| PROVIDED MATERIAL |
========
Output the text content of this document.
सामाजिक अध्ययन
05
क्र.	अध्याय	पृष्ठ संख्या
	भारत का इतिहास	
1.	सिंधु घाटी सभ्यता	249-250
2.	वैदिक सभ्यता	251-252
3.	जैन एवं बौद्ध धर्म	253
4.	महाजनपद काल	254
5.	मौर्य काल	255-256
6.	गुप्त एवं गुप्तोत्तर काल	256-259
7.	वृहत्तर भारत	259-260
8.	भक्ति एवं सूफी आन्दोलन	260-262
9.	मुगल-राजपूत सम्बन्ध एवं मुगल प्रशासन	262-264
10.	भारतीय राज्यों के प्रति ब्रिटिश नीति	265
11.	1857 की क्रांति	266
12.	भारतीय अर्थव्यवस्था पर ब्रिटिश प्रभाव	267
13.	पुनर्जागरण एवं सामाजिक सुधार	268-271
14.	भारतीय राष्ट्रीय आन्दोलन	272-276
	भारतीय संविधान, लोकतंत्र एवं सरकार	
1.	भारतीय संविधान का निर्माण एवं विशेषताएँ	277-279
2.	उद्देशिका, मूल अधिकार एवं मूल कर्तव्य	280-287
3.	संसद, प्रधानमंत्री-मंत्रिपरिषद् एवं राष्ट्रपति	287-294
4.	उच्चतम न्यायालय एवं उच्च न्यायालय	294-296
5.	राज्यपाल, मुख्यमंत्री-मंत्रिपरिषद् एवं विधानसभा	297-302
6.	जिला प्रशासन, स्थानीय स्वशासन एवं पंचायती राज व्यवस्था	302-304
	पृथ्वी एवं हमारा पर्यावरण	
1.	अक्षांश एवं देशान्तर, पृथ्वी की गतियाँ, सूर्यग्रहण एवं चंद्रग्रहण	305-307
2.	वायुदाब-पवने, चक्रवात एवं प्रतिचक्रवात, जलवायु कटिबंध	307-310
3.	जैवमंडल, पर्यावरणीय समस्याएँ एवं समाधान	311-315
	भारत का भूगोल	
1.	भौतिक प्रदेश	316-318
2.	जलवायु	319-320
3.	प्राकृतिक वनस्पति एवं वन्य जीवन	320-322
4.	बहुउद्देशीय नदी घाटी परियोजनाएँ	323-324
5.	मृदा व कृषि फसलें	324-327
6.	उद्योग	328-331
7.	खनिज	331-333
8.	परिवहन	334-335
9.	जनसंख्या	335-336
========
| INSTRUCTIONS FOR THE TASK |
Repeat the records above in full, character for character.

| REPLY TO THE TASK |
Output the text content of this document.
सामाजिक अध्ययन
05
क्र.	अध्याय	पृष्ठ संख्या
	भारत का इतिहास	
1.	सिंधु घाटी सभ्यता	249-250
2.	वैदिक सभ्यता	251-252
3.	जैन एवं बौद्ध धर्म	253
4.	महाजनपद काल	254
5.	मौर्य काल	255-256
6.	गुप्त एवं गुप्तोत्तर काल	256-259
7.	वृहत्तर भारत	259-260
8.	भक्ति एवं सूफी आन्दोलन	260-262
9.	मुगल-राजपूत सम्बन्ध एवं मुगल प्रशासन	262-264
10.	भारतीय राज्यों के प्रति ब्रिटिश नीति	265
11.	1857 की क्रांति	266
12.	भारतीय अर्थव्यवस्था पर ब्रिटिश प्रभाव	267
13.	पुनर्जागरण एवं सामाजिक सुधार	268-271
14.	भारतीय राष्ट्रीय आन्दोलन	272-276
	भारतीय संविधान, लोकतंत्र एवं सरकार	
1.	भारतीय संविधान का निर्माण एवं विशेषताएँ	277-279
2.	उद्देशिका, मूल अधिकार एवं मूल कर्तव्य	280-287
3.	संसद, प्रधानमंत्री-मंत्रिपरिषद् एवं राष्ट्रपति	287-294
4.	उच्चतम न्यायालय एवं उच्च न्यायालय	294-296
5.	राज्यपाल, मुख्यमंत्री-मंत्रिपरिषद् एवं विधानसभा	297-302
6.	जिला प्रशासन, स्थानीय स्वशासन एवं पंचायती राज व्यवस्था	302-304
	पृथ्वी एवं हमारा पर्यावरण	
1.	अक्षांश एवं देशान्तर, पृथ्वी की गतियाँ, सूर्यग्रहण एवं चंद्रग्रहण	305-307
2.	वायुदाब-पवने, चक्रवात एवं प्रतिचक्रवात, जलवायु कटिबंध	307-310
3.	जैवमंडल, पर्यावरणीय समस्याएँ एवं समाधान	311-315
	भारत का भूगोल	
1.	भौतिक प्रदेश	316-318
2.	जलवायु	319-320
3.	प्राकृतिक वनस्पति एवं वन्य जीवन	320-322
4.	बहुउद्देशीय नदी घाटी परियोजनाएँ	323-324
5.	मृदा व कृषि फसलें	324-327
6.	उद्योग	328-331
7.	खनिज	331-333
8.	परिवहन	334-335
9.	जनसंख्या	335-336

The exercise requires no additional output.